WRITTEN TASK
Retype the rows from the line containing "synergetic-logo-icon [254, 22, 340, 122]" through the line containing "bonsai-model[interactable]: SYNERGETIC [60, 560, 480, 960]", including both, character for character and nothing else.

━━━━━ EXERCISE MATERIALS ━━━━━

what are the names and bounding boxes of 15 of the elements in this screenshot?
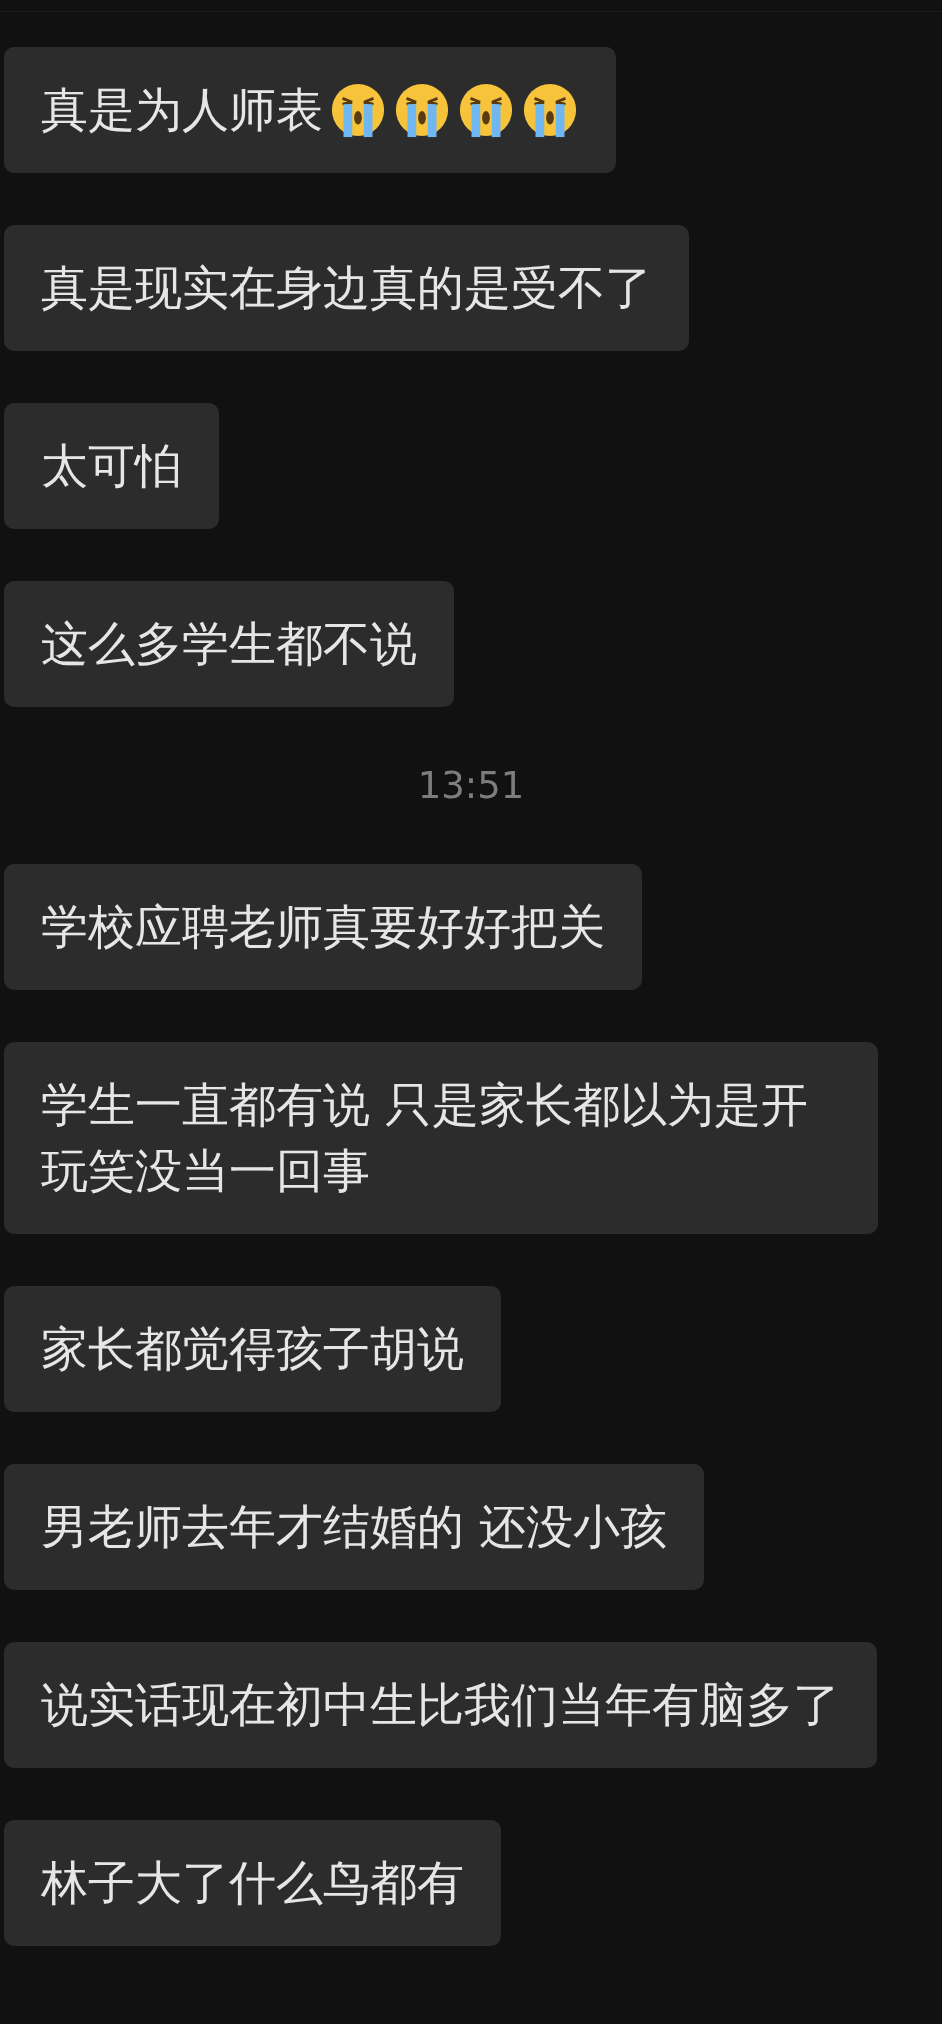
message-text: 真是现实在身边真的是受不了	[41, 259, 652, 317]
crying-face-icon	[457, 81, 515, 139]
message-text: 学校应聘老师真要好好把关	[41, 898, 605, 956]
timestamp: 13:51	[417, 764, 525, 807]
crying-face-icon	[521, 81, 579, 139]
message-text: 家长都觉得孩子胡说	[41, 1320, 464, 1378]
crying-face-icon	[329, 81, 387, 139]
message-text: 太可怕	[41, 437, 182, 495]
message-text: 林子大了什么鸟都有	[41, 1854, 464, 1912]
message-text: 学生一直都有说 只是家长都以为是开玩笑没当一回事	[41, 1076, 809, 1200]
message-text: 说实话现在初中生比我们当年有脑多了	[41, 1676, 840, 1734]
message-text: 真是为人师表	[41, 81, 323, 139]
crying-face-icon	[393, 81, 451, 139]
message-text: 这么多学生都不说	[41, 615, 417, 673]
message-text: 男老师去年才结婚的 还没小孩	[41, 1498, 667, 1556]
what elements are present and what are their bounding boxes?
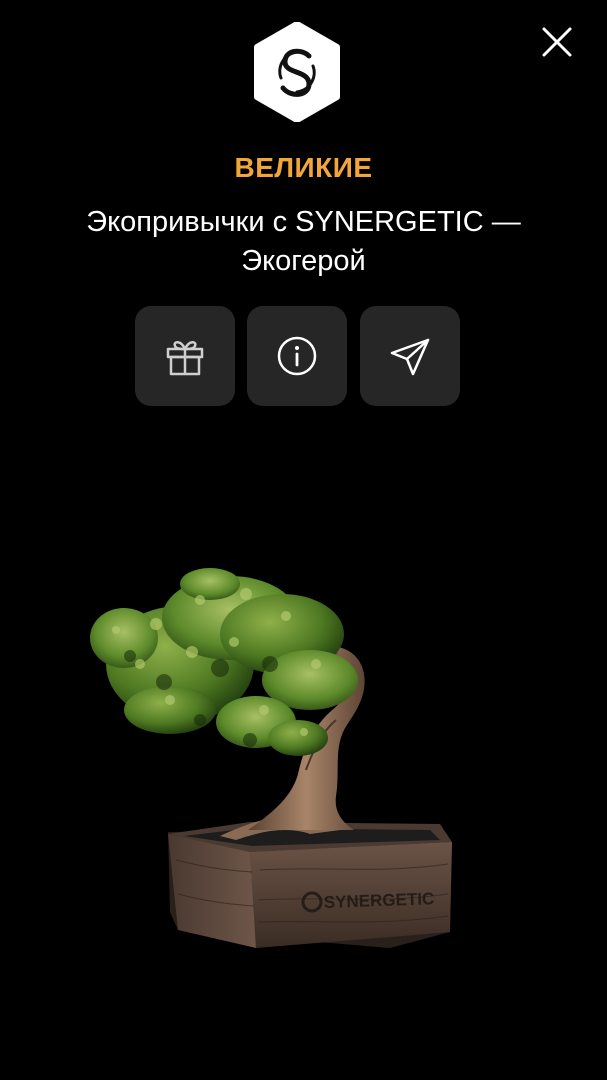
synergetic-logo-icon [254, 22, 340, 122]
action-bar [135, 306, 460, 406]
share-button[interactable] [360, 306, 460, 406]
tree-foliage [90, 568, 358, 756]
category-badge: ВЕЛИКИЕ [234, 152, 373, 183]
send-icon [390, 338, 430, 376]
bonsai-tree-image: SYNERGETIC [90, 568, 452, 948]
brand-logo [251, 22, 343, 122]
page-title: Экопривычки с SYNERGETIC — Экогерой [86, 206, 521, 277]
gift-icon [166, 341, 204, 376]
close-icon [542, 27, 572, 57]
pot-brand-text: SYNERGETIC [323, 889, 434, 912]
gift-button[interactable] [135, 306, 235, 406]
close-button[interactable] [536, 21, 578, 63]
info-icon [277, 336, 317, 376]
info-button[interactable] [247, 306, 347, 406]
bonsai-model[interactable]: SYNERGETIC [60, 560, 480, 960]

━━━━━
━━━━━ EXERCISE MATERIALS ━━━━━

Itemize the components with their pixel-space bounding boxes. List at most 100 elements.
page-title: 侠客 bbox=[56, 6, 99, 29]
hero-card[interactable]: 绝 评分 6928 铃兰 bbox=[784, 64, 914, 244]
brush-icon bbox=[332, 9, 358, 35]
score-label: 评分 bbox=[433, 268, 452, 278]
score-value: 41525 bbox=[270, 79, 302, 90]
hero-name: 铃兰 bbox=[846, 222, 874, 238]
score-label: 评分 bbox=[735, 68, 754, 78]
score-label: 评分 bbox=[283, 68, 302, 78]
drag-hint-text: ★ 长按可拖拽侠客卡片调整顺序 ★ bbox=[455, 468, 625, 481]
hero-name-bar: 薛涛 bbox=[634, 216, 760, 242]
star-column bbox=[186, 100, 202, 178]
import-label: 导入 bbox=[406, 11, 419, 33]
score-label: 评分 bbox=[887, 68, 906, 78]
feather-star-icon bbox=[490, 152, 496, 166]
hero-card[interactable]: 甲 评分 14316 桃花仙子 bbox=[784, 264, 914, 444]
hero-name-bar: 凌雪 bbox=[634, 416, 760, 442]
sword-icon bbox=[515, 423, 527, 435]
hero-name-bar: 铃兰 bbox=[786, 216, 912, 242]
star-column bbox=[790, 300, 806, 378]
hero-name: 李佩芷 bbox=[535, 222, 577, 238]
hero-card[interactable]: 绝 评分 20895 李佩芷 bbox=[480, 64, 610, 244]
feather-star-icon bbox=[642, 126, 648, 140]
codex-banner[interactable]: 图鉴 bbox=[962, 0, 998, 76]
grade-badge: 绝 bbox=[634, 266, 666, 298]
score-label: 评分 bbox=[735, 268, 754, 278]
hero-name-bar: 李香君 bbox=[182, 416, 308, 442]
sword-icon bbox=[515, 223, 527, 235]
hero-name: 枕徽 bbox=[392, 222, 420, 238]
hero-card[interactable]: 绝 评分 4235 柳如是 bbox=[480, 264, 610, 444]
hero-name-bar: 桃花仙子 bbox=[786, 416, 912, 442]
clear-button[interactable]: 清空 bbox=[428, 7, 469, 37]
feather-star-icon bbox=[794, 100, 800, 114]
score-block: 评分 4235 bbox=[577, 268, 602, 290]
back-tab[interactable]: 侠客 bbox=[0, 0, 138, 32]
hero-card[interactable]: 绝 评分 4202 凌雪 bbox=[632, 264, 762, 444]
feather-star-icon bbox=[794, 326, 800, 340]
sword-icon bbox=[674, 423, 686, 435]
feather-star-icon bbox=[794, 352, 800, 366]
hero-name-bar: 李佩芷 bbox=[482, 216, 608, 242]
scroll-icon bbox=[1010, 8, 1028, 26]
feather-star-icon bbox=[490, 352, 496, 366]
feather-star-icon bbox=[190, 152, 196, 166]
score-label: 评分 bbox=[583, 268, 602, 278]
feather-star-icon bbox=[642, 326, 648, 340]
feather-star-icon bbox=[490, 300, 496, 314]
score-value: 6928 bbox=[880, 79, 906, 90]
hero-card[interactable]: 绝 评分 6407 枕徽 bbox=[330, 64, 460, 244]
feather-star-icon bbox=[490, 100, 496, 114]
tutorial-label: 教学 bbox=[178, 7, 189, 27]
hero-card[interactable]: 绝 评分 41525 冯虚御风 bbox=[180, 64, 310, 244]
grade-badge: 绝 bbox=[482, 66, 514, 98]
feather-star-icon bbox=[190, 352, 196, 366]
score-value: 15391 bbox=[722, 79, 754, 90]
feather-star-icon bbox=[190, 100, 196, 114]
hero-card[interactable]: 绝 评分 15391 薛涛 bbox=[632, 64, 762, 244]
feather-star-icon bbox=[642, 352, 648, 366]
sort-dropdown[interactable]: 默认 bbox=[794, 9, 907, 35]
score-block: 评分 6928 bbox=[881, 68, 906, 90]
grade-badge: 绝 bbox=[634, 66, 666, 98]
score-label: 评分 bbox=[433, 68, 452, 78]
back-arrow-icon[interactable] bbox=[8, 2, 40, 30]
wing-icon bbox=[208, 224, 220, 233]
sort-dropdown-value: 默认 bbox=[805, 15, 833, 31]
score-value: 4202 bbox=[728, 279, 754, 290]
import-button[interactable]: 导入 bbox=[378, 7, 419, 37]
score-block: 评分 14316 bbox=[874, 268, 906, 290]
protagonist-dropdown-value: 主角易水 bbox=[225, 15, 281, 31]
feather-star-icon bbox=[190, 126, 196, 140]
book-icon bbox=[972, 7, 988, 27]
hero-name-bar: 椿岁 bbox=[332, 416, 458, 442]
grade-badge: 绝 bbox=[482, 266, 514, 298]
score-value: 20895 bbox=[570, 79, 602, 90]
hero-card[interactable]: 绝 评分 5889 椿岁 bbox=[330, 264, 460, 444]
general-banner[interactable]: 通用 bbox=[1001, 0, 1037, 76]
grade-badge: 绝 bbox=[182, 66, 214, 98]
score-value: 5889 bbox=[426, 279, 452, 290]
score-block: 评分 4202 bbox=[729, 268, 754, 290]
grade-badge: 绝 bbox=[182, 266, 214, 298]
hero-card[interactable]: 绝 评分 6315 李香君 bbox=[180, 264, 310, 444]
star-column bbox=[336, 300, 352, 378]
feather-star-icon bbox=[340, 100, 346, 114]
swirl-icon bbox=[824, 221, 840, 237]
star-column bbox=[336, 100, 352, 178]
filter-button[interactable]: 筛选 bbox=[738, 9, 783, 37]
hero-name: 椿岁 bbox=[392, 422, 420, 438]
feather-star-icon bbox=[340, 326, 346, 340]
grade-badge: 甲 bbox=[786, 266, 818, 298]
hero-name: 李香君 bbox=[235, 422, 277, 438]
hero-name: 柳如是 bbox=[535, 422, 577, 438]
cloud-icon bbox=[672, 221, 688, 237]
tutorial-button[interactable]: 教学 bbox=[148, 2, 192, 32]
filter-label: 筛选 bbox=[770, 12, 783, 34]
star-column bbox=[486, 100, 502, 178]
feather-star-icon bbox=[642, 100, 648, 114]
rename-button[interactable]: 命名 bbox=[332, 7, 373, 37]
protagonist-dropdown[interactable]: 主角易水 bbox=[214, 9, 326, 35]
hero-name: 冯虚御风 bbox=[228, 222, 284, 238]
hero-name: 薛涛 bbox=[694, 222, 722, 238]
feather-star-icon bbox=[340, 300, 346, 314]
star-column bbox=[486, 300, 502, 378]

━━━━━

RESPONSE TO THIS EXERCISE
synergetic-logo-icon [254, 22, 340, 122]
action-bar [135, 306, 460, 406]
share-button[interactable] [360, 306, 460, 406]
tree-foliage [90, 568, 358, 756]
category-badge: ВЕЛИКИЕ [234, 152, 373, 183]
send-icon [390, 338, 430, 376]
bonsai-tree-image: SYNERGETIC [90, 568, 452, 948]
brand-logo [251, 22, 343, 122]
page-title: Экопривычки с SYNERGETIC — Экогерой [86, 206, 521, 277]
gift-icon [166, 341, 204, 376]
close-icon [542, 27, 572, 57]
pot-brand-text: SYNERGETIC [323, 889, 434, 912]
gift-button[interactable] [135, 306, 235, 406]
close-button[interactable] [536, 21, 578, 63]
info-icon [277, 336, 317, 376]
info-button[interactable] [247, 306, 347, 406]
bonsai-model[interactable]: SYNERGETIC [60, 560, 480, 960]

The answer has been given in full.